TASK DESCRIPTION:
Scan the data below and pick out the lines containing the word "that".

PROVIDED ENTRIES:
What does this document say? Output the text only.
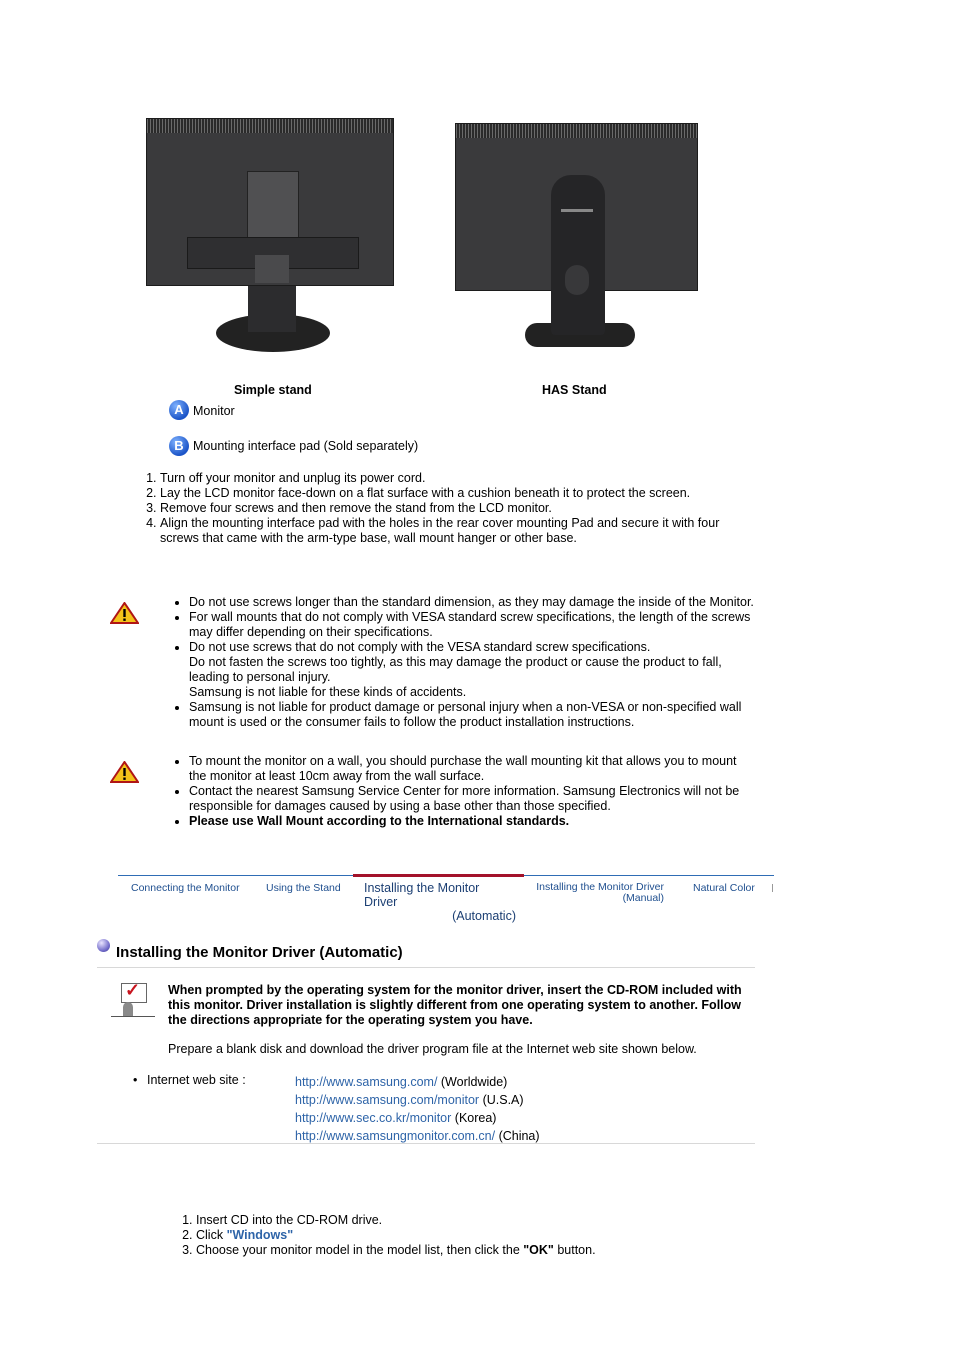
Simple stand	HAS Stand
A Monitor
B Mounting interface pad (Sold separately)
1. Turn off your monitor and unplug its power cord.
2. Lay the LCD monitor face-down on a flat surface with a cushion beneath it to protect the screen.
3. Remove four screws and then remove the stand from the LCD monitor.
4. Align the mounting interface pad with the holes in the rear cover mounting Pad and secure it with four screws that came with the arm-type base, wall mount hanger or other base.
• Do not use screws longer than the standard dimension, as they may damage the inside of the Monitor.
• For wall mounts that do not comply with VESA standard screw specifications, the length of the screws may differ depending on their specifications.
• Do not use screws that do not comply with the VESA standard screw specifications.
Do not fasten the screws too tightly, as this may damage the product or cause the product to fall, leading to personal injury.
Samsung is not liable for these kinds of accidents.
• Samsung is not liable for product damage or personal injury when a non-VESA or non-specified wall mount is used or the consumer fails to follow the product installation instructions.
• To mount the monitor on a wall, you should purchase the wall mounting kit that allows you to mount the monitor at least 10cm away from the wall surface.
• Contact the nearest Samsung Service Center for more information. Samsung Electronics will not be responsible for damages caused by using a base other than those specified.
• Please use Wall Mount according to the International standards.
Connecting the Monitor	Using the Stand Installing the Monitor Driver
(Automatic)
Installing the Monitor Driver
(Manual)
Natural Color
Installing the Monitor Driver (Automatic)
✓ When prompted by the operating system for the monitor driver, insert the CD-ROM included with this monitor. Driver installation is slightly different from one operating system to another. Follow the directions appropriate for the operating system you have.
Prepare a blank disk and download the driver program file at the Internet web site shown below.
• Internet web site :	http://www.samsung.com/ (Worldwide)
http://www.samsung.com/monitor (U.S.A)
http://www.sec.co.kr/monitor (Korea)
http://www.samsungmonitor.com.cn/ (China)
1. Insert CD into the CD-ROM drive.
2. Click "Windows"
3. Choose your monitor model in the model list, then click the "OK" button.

==

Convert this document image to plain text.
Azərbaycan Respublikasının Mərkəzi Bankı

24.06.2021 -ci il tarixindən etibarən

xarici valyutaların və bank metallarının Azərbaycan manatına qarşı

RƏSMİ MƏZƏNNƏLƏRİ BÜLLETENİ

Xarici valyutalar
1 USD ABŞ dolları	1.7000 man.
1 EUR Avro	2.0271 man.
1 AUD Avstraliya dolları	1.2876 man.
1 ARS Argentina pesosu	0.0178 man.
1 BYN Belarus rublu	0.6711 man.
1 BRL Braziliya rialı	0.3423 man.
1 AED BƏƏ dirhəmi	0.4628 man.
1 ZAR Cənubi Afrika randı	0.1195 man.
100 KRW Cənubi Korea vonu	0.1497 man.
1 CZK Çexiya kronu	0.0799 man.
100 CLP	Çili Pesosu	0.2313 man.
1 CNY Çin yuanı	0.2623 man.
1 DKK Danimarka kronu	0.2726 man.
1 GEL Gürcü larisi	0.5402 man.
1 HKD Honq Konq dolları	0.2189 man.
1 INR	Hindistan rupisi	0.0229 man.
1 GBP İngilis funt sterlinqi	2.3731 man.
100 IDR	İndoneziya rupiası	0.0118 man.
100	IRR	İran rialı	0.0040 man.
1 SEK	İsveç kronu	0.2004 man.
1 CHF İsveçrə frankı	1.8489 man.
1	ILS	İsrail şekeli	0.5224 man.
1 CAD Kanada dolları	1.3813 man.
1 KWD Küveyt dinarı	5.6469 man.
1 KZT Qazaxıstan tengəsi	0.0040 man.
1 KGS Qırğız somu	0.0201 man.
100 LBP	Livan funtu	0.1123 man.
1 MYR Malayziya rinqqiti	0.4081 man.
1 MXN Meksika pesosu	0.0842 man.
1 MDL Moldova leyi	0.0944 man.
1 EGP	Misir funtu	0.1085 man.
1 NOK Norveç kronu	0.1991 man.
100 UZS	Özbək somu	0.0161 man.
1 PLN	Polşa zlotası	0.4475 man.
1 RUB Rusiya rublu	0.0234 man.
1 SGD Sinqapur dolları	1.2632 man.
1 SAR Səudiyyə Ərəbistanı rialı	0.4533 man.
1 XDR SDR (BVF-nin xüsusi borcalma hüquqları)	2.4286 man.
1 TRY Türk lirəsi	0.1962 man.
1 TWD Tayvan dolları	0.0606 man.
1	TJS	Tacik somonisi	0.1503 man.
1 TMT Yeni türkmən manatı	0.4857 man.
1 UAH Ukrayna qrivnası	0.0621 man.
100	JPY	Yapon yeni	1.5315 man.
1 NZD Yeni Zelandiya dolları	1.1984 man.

RESULT OF THE TASK:
4. Align the mounting interface pad with the holes in the rear cover mounting Pad and secure it with four screws that came with the arm-type base, wall mount hanger or other base.
• For wall mounts that do not comply with VESA standard screw specifications, the length of the screws may differ depending on their specifications.
• Do not use screws that do not comply with the VESA standard screw specifications.
• To mount the monitor on a wall, you should purchase the wall mounting kit that allows you to mount the monitor at least 10cm away from the wall surface.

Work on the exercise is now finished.